Given data
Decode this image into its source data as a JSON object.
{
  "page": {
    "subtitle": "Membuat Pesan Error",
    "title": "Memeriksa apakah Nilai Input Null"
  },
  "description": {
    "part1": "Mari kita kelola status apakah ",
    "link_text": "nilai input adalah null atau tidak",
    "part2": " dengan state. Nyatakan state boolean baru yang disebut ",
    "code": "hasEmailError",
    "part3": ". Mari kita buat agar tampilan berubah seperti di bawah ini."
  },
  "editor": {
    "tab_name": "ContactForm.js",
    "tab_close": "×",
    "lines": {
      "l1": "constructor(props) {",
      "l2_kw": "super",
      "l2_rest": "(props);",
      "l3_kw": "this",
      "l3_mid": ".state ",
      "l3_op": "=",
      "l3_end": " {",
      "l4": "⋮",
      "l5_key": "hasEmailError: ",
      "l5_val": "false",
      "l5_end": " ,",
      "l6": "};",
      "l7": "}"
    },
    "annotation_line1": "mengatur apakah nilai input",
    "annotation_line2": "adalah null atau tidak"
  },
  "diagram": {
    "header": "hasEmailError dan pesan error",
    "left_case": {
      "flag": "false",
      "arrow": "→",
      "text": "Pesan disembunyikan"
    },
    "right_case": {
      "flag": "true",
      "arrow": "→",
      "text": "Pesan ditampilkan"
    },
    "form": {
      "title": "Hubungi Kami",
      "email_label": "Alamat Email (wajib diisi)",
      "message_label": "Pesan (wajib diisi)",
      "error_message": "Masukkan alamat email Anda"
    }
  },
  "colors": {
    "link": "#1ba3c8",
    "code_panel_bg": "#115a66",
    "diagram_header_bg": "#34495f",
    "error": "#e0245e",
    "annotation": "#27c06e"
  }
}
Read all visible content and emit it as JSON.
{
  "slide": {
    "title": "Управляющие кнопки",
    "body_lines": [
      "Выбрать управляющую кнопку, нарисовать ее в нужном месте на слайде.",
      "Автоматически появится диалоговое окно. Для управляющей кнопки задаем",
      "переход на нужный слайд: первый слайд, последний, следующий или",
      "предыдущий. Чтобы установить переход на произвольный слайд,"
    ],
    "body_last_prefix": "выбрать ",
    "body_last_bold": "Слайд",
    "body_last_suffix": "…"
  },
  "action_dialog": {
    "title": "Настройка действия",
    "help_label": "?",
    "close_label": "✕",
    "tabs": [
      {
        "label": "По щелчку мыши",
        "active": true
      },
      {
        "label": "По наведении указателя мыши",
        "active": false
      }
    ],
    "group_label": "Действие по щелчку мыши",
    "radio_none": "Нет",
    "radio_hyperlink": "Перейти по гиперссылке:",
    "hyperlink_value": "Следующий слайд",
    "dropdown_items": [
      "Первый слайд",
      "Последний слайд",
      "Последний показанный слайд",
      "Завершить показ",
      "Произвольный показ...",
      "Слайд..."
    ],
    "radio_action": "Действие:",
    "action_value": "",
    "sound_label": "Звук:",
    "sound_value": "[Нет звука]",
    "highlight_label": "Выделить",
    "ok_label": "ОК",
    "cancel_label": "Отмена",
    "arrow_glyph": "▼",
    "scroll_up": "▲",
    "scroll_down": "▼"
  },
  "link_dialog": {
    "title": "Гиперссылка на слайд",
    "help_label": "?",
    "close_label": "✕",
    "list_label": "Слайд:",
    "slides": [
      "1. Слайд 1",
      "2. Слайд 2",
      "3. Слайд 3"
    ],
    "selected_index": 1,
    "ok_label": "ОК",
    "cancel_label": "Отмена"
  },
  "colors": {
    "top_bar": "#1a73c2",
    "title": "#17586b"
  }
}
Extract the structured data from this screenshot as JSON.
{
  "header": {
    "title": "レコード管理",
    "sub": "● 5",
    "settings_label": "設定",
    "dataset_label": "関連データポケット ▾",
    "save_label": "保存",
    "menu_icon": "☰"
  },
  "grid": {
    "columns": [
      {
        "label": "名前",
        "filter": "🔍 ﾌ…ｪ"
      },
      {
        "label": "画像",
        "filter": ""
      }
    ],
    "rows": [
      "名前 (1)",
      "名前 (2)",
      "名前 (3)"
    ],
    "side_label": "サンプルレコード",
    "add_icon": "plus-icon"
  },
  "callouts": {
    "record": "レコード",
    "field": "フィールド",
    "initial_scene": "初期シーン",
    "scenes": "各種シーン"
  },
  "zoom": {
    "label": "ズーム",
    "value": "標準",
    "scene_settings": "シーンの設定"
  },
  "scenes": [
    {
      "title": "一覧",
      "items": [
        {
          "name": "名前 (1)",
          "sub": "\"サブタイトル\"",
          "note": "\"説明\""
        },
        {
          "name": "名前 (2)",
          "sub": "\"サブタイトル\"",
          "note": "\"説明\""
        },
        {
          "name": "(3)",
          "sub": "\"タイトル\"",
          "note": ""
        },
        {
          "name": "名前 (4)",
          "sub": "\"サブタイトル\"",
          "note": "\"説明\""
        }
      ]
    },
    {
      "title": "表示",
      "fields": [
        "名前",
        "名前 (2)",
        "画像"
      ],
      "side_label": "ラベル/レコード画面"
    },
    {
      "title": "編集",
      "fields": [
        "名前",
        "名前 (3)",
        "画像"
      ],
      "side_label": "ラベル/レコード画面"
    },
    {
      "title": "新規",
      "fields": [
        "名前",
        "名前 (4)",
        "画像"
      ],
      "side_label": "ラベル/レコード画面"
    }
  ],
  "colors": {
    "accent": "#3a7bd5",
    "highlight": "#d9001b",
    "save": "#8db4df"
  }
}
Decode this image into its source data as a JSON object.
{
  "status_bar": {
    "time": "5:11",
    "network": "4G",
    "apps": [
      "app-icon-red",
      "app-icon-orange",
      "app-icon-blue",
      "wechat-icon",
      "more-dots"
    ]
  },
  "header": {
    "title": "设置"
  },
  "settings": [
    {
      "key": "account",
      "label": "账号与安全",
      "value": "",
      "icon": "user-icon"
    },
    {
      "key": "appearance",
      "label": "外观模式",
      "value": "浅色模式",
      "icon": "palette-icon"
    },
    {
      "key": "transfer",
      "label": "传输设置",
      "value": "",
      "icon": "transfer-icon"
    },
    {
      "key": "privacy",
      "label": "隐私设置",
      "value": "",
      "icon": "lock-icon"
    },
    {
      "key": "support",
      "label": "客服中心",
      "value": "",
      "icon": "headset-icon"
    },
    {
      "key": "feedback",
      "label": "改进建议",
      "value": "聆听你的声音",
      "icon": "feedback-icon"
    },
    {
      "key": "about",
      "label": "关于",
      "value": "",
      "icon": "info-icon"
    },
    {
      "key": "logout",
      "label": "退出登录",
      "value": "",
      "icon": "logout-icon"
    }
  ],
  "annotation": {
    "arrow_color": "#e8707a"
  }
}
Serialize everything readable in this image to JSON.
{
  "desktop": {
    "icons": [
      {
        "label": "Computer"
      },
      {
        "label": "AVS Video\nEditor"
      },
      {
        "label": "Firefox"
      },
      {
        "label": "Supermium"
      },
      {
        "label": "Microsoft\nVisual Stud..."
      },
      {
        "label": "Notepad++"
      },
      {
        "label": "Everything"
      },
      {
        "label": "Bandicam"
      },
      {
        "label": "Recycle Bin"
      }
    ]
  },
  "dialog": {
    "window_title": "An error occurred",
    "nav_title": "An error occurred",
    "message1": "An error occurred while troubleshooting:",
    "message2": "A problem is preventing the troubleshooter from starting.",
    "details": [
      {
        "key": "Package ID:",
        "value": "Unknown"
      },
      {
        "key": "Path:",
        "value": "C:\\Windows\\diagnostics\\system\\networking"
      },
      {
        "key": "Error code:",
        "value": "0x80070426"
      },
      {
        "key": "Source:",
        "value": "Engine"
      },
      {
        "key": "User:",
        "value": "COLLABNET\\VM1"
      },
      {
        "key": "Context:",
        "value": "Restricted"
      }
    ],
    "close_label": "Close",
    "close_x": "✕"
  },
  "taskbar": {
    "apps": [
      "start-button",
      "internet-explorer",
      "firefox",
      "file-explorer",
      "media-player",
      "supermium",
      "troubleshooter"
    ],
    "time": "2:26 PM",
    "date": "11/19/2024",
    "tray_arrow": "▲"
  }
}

Aim
Show, from the material above, each line that includes the string "Отмена".

Exercise answer
    "cancel_label": "Отмена",
    "cancel_label": "Отмена"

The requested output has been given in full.